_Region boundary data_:
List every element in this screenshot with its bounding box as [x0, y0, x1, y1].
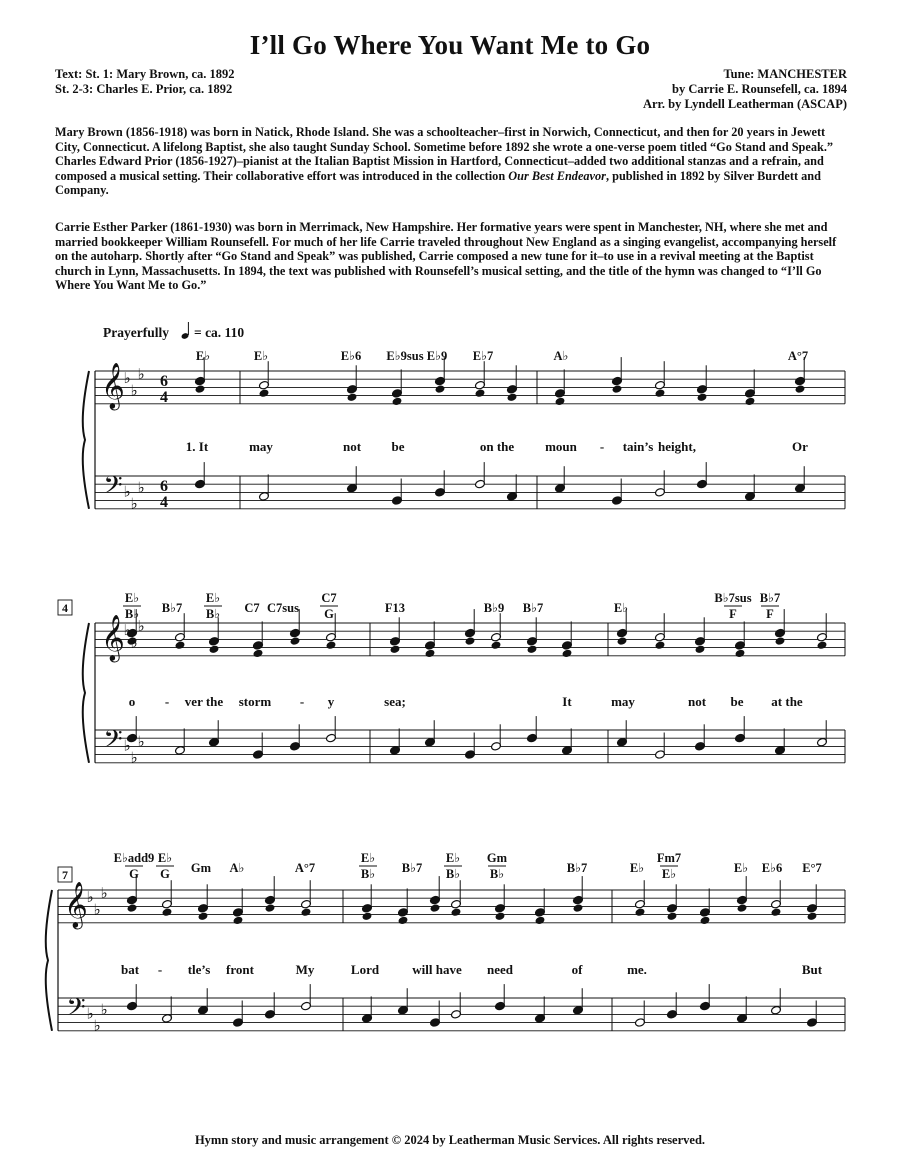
treble-notehead: [495, 912, 506, 922]
treble-notehead: [667, 912, 678, 922]
key-signature-flat: ♭: [130, 635, 138, 652]
key-signature-flat: ♭: [130, 496, 138, 513]
lyric-syllable: ver the: [184, 694, 224, 709]
treble-notehead: [290, 636, 301, 646]
chord-symbol-E♭: E♭: [733, 861, 749, 875]
treble-notehead: [807, 912, 818, 922]
key-signature-flat: ♭: [137, 619, 145, 636]
time-signature-top: 6: [160, 478, 168, 495]
lyric-syllable: -: [599, 439, 605, 454]
chord-bass-E♭/B♭: B♭: [360, 867, 376, 881]
chord-symbol-A°7: A°7: [787, 349, 809, 363]
key-signature-flat: ♭: [100, 1002, 108, 1019]
lyric-syllable: at the: [771, 694, 803, 709]
treble-notehead: [573, 903, 584, 913]
chord-symbol-E♭9sus: E♭9sus: [386, 349, 424, 363]
story-p1-collection-title: Our Best Endeavor: [508, 168, 606, 183]
treble-notehead: [555, 397, 566, 407]
treble-notehead: [259, 388, 270, 398]
treble-notehead: [697, 393, 708, 403]
treble-notehead: [475, 388, 486, 398]
chord-symbol-C7sus: C7sus: [267, 601, 299, 615]
key-signature-flat: ♭: [130, 383, 138, 400]
treble-notehead: [745, 397, 756, 407]
chord-symbol-E°7: E°7: [802, 861, 822, 875]
chord-symbol-B♭7: B♭7: [566, 861, 588, 875]
lyric-syllable: be: [391, 439, 405, 454]
chord-bass-E♭/B♭: B♭: [205, 607, 221, 621]
treble-notehead: [390, 645, 401, 655]
chord-symbol-Gm: Gm: [190, 861, 212, 875]
treble-notehead: [253, 649, 264, 659]
key-signature-flat: ♭: [123, 371, 131, 388]
chord-symbol-E♭9: E♭9: [426, 349, 448, 363]
key-signature-flat: ♭: [86, 1006, 94, 1023]
lyric-syllable: not: [342, 439, 362, 454]
treble-notehead: [198, 912, 209, 922]
chord-symbol-E♭7: E♭7: [472, 349, 494, 363]
time-signature-top: 6: [160, 373, 168, 390]
treble-notehead: [635, 907, 646, 917]
story-p1-part1: Mary Brown (1856-1918) was born in Natick, Rhode Island. She was a schoolteacher–first in Norwich, Connecticut, and then for 20 years in Jewett City, Connecticut. A lifelong Baptist, she also taught Sunday School. Sometime before 1892 she wrote a one-verse poem titled “Go Stand and Speak.” Charles Edward Prior (1856-1927)–pianist at the Italian Baptist Mission in Hartford, Connecticut–added two additional stanzas and a refrain, and composed a musical setting. Their collaborative effort was introduced in the collection: [55, 125, 834, 183]
key-signature-flat: ♭: [123, 623, 131, 640]
chord-symbol-E♭: E♭: [195, 349, 211, 363]
story-p1-part2: , published in 1892 by Silver Burdett and Company.: [55, 168, 821, 197]
treble-notehead: [392, 397, 403, 407]
treble-notehead: [795, 384, 806, 394]
key-signature-flat: ♭: [123, 484, 131, 501]
key-signature-flat: ♭: [137, 480, 145, 497]
treble-notehead: [735, 649, 746, 659]
treble-notehead: [655, 388, 666, 398]
treble-notehead: [326, 640, 337, 650]
chord-symbol-E♭: E♭: [613, 601, 629, 615]
time-signature-bottom: 4: [160, 389, 168, 406]
key-signature-flat: ♭: [137, 734, 145, 751]
chord-bass-Fm7/E♭: E♭: [661, 867, 677, 881]
chord-symbol-E♭/B♭: E♭: [205, 591, 221, 605]
chord-bass-E♭/G: G: [160, 867, 170, 881]
tempo-value: = ca. 110: [194, 325, 245, 340]
lyric-syllable: me.: [627, 962, 647, 977]
chord-symbol-E♭: E♭: [629, 861, 645, 875]
key-signature-flat: ♭: [130, 750, 138, 767]
key-signature-flat: ♭: [93, 1018, 101, 1035]
chord-symbol-E♭: E♭: [253, 349, 269, 363]
key-signature-flat: ♭: [93, 902, 101, 919]
tune-credit-line-3: Arr. by Lyndell Leatherman (ASCAP): [642, 97, 847, 111]
chord-symbol-F13: F13: [384, 601, 406, 615]
chord-symbol-E♭/B♭: E♭: [445, 851, 461, 865]
chord-bass-E♭/B♭: B♭: [445, 867, 461, 881]
lyric-syllable: -: [164, 694, 170, 709]
copyright-footer: Hymn story and music arrangement © 2024 by Leatherman Music Services. All rights reserved.: [194, 1133, 706, 1147]
key-signature-flat: ♭: [137, 367, 145, 384]
page-title: I’ll Go Where You Want Me to Go: [249, 30, 651, 60]
treble-notehead: [817, 640, 828, 650]
treble-notehead: [435, 384, 446, 394]
treble-notehead: [175, 640, 186, 650]
chord-symbol-B♭7: B♭7: [522, 601, 544, 615]
bass-clef: 𝄢: [66, 994, 86, 1027]
treble-notehead: [617, 636, 628, 646]
measure-number: 7: [62, 868, 68, 882]
treble-notehead: [562, 649, 573, 659]
treble-notehead: [233, 916, 244, 926]
treble-notehead: [491, 640, 502, 650]
lyric-syllable: may: [611, 694, 635, 709]
treble-notehead: [451, 907, 462, 917]
lyric-syllable: sea;: [384, 694, 406, 709]
treble-notehead: [127, 903, 138, 913]
treble-clef: 𝄞: [101, 615, 125, 660]
lyric-syllable: on the: [479, 439, 515, 454]
chord-symbol-E♭/B♭: E♭: [360, 851, 376, 865]
text-credit-line-1: Text: St. 1: Mary Brown, ca. 1892: [55, 67, 235, 81]
lyric-syllable: tle’s: [187, 962, 211, 977]
text-credit-line-2: St. 2-3: Charles E. Prior, ca. 1892: [55, 82, 233, 96]
time-signature-bottom: 4: [160, 494, 168, 511]
lyric-syllable: bat: [120, 962, 140, 977]
treble-notehead: [771, 907, 782, 917]
key-signature-flat: ♭: [86, 890, 94, 907]
treble-notehead: [695, 645, 706, 655]
tune-credit-line-2: by Carrie E. Rounsefell, ca. 1894: [672, 82, 847, 96]
lyric-syllable: may: [249, 439, 273, 454]
chord-symbol-E♭add9/G: E♭add9: [113, 851, 155, 865]
lyric-syllable: not: [687, 694, 707, 709]
chord-bass-E♭add9/G: G: [129, 867, 139, 881]
key-signature-flat: ♭: [100, 886, 108, 903]
treble-clef: 𝄞: [64, 882, 88, 927]
chord-symbol-A°7: A°7: [294, 861, 316, 875]
piano-brace: [83, 623, 89, 763]
system-2: [58, 600, 845, 763]
chord-bass-C7/G: G: [324, 607, 334, 621]
lyric-syllable: need: [487, 962, 513, 977]
chord-bass-E♭/B♭: B♭: [124, 607, 140, 621]
system-3: [46, 866, 845, 1031]
chord-symbol-C7/G: C7: [321, 591, 337, 605]
treble-notehead: [195, 384, 206, 394]
chord-bass-B♭7sus/F: F: [729, 607, 737, 621]
chord-symbol-E♭/G: E♭: [157, 851, 173, 865]
tune-credit-line-1: Tune: MANCHESTER: [723, 67, 847, 81]
treble-notehead: [465, 636, 476, 646]
tempo-marking: Prayerfully: [103, 325, 169, 340]
lyric-syllable: be: [730, 694, 744, 709]
treble-notehead: [265, 903, 276, 913]
measure-number: 4: [62, 601, 68, 615]
piano-brace: [83, 371, 89, 509]
chord-symbol-E♭6: E♭6: [761, 861, 783, 875]
bass-clef: 𝄢: [103, 472, 123, 505]
treble-notehead: [347, 393, 358, 403]
lyric-syllable: moun: [545, 439, 577, 454]
treble-notehead: [775, 636, 786, 646]
key-signature-flat: ♭: [123, 738, 131, 755]
chord-bass-B♭7/F: F: [766, 607, 774, 621]
chord-symbol-A♭: A♭: [229, 861, 245, 875]
treble-notehead: [507, 393, 518, 403]
lyric-syllable: will have: [412, 962, 462, 977]
lyric-syllable: y: [327, 694, 335, 709]
treble-notehead: [362, 912, 373, 922]
lyric-syllable: It: [562, 694, 572, 709]
lyric-syllable: My: [295, 962, 315, 977]
lyric-syllable: height,: [658, 439, 696, 454]
lyric-syllable: tain’s: [622, 439, 654, 454]
treble-notehead: [430, 903, 441, 913]
treble-notehead: [527, 645, 538, 655]
chord-symbol-B♭9: B♭9: [483, 601, 505, 615]
chord-symbol-Gm/B♭: Gm: [486, 851, 508, 865]
treble-notehead: [612, 384, 623, 394]
story-p2: Carrie Esther Parker (1861-1930) was born in Merrimack, New Hampshire. Her formative years were spent in Manchester, NH, where she met and married bookkeeper William Rounsefell. For much of her life Carrie traveled throughout New England as a singing evangelist, accompanying herself on the autoharp. Shortly after “Go Stand and Speak” was published, Carrie composed a new tune for it–to use in a revival meeting at the Baptist church in Lynn, Massachusetts. In 1894, the text was published with Rounsefell’s musical setting, and the title of the hymn was changed to “I’ll Go Where You Want Me to Go.”: [55, 220, 837, 292]
chord-symbol-B♭7/F: B♭7: [759, 591, 781, 605]
piano-brace: [46, 890, 52, 1031]
bass-clef: 𝄢: [103, 726, 123, 759]
treble-notehead: [162, 907, 173, 917]
lyric-syllable: of: [571, 962, 583, 977]
chord-symbol-B♭7sus/F: B♭7sus: [714, 591, 752, 605]
chord-symbol-Fm7/E♭: Fm7: [656, 851, 682, 865]
lyric-syllable: Lord: [350, 962, 380, 977]
chord-bass-Gm/B♭: B♭: [489, 867, 505, 881]
chord-symbol-B♭7: B♭7: [161, 601, 183, 615]
chord-symbol-E♭/B♭: E♭: [124, 591, 140, 605]
treble-notehead: [535, 916, 546, 926]
treble-notehead: [737, 903, 748, 913]
lyric-syllable: front: [226, 962, 254, 977]
chord-symbol-A♭: A♭: [553, 349, 569, 363]
lyric-syllable: storm: [238, 694, 272, 709]
lyric-syllable: -: [299, 694, 305, 709]
chord-symbol-E♭6: E♭6: [340, 349, 362, 363]
treble-notehead: [700, 916, 711, 926]
treble-notehead: [655, 640, 666, 650]
lyric-syllable: Or: [792, 439, 808, 454]
treble-notehead: [209, 645, 220, 655]
treble-clef: 𝄞: [101, 363, 125, 408]
treble-notehead: [425, 649, 436, 659]
lyric-syllable: -: [157, 962, 163, 977]
lyric-syllable: But: [801, 962, 823, 977]
treble-notehead: [398, 916, 409, 926]
chord-symbol-B♭7: B♭7: [401, 861, 423, 875]
treble-notehead: [301, 907, 312, 917]
lyric-syllable: 1. It: [185, 439, 209, 454]
chord-symbol-C7: C7: [244, 601, 260, 615]
lyric-syllable: o: [128, 694, 136, 709]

_WHAT TO WORK ON_:
Please write out the listing lines from the line with "treble-notehead: [495, 912, 506, 922]" to the line with "treble-notehead: [555, 397, 566, 407]", both included, word for word and with nothing else.

_FINAL RESULT_:
treble-notehead: [495, 912, 506, 922]
treble-notehead: [667, 912, 678, 922]
key-signature-flat: ♭: [130, 635, 138, 652]
key-signature-flat: ♭: [130, 496, 138, 513]
lyric-syllable: ver the: [184, 694, 224, 709]
treble-notehead: [290, 636, 301, 646]
chord-symbol-E♭: E♭: [733, 861, 749, 875]
treble-notehead: [807, 912, 818, 922]
key-signature-flat: ♭: [137, 619, 145, 636]
time-signature-top: 6: [160, 478, 168, 495]
lyric-syllable: -: [599, 439, 605, 454]
chord-bass-E♭/B♭: B♭: [360, 867, 376, 881]
chord-symbol-A°7: A°7: [787, 349, 809, 363]
key-signature-flat: ♭: [100, 1002, 108, 1019]
lyric-syllable: at the: [771, 694, 803, 709]
treble-notehead: [573, 903, 584, 913]
chord-symbol-E♭9sus: E♭9sus: [386, 349, 424, 363]
story-p1-collection-title: Our Best Endeavor: [508, 168, 606, 183]
treble-notehead: [555, 397, 566, 407]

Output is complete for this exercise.